[Start of Raw records]

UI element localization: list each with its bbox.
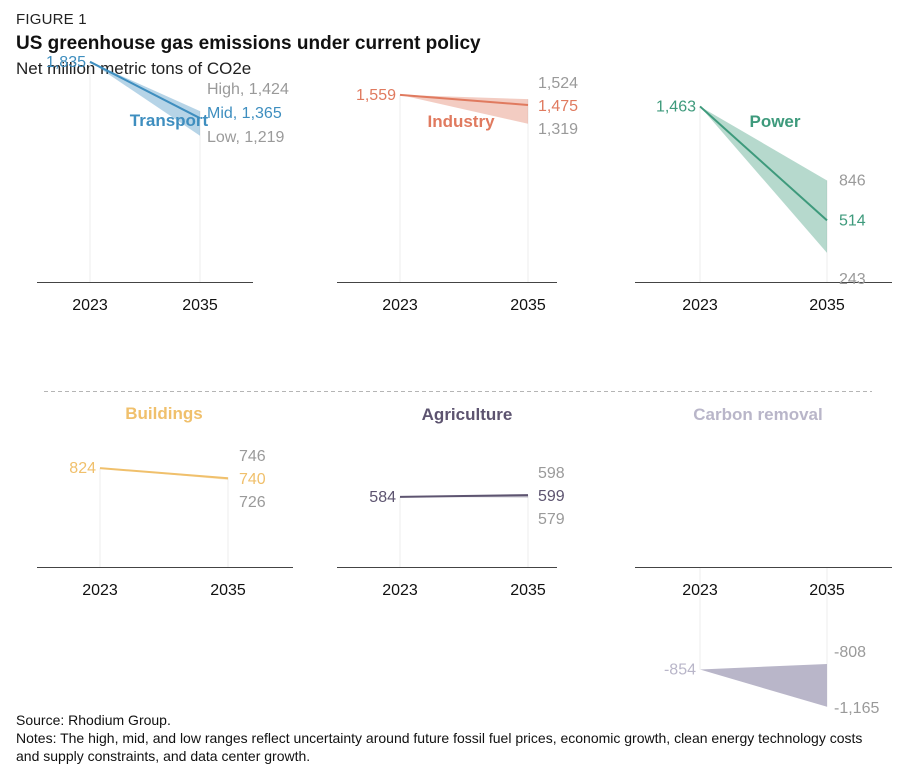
carbon_removal-tick-2035: 2035 [809, 582, 845, 599]
buildings-label-2023: 824 [69, 460, 96, 477]
agriculture-tick-2035: 2035 [510, 582, 546, 599]
transport-label-high: High, 1,424 [207, 81, 289, 98]
transport-label-mid: Mid, 1,365 [207, 105, 282, 122]
carbon_removal-label-high: -808 [834, 644, 866, 661]
industry-title: Industry [427, 112, 495, 131]
agriculture-label-low: 579 [538, 511, 565, 528]
transport-title: Transport [130, 111, 209, 130]
buildings-mid-line [99, 467, 229, 480]
transport-label-low: Low, 1,219 [207, 129, 285, 146]
carbon_removal-label-low: -1,165 [834, 700, 879, 717]
source-note: Source: Rhodium Group. [16, 712, 171, 728]
carbon_removal-tick-2023: 2023 [682, 582, 718, 599]
agriculture-tick-2023: 2023 [382, 582, 418, 599]
transport-tick-2023: 2023 [72, 297, 108, 314]
power-label-2023: 1,463 [656, 98, 696, 115]
power-label-high: 846 [839, 172, 866, 189]
figure-title: US greenhouse gas emissions under curren… [16, 33, 481, 54]
industry-label-2023: 1,559 [356, 87, 396, 104]
power-label-low: 243 [839, 271, 866, 288]
carbon_removal-label-2023: -854 [664, 661, 696, 678]
power-tick-2023: 2023 [682, 297, 718, 314]
transport-tick-2035: 2035 [182, 297, 218, 314]
power-label-mid: 514 [839, 212, 866, 229]
buildings-title: Buildings [125, 404, 202, 423]
notes-text: Notes: The high, mid, and low ranges ref… [16, 730, 863, 764]
figure-label: FIGURE 1 [16, 11, 87, 28]
buildings-tick-2023: 2023 [82, 582, 118, 599]
power-tick-2035: 2035 [809, 297, 845, 314]
buildings-label-low: 726 [239, 494, 266, 511]
agriculture-mid-line [399, 494, 529, 498]
industry-label-mid: 1,475 [538, 98, 578, 115]
agriculture-label-mid: 599 [538, 488, 565, 505]
carbon_removal-range-band [700, 663, 827, 707]
transport-label-2023: 1,835 [46, 54, 86, 71]
industry-label-low: 1,319 [538, 121, 578, 138]
power-range-band [700, 106, 827, 253]
power-title: Power [749, 112, 800, 131]
transport-range-band [90, 61, 200, 136]
agriculture-title: Agriculture [422, 405, 513, 424]
industry-tick-2023: 2023 [382, 297, 418, 314]
power-mid-line [699, 105, 828, 222]
industry-mid-line [399, 93, 529, 106]
agriculture-label-high: 598 [538, 465, 565, 482]
transport-mid-line [89, 60, 201, 120]
agriculture-label-2023: 584 [369, 489, 396, 506]
industry-label-high: 1,524 [538, 75, 578, 92]
industry-tick-2035: 2035 [510, 297, 546, 314]
buildings-label-mid: 740 [239, 471, 266, 488]
carbon_removal-title: Carbon removal [693, 405, 822, 424]
buildings-label-high: 746 [239, 448, 266, 465]
buildings-tick-2035: 2035 [210, 582, 246, 599]
figure-subtitle: Net million metric tons of CO2e [16, 59, 252, 78]
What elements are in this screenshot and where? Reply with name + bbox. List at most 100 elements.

[End of Raw records]

▶ What the task requires:
Can you copy out, word for word, everything from the line containing "carbon_removal-tick-2035: 2035 [809, 582, 845, 599]" down to the line containing "buildings-mid-line [99, 467, 229, 480]"?

▶ Correct response:
carbon_removal-tick-2035: 2035 [809, 582, 845, 599]
buildings-label-2023: 824 [69, 460, 96, 477]
agriculture-tick-2035: 2035 [510, 582, 546, 599]
transport-label-high: High, 1,424 [207, 81, 289, 98]
transport-label-mid: Mid, 1,365 [207, 105, 282, 122]
carbon_removal-label-high: -808 [834, 644, 866, 661]
industry-title: Industry [427, 112, 495, 131]
agriculture-label-low: 579 [538, 511, 565, 528]
transport-title: Transport [130, 111, 209, 130]
buildings-mid-line [99, 467, 229, 480]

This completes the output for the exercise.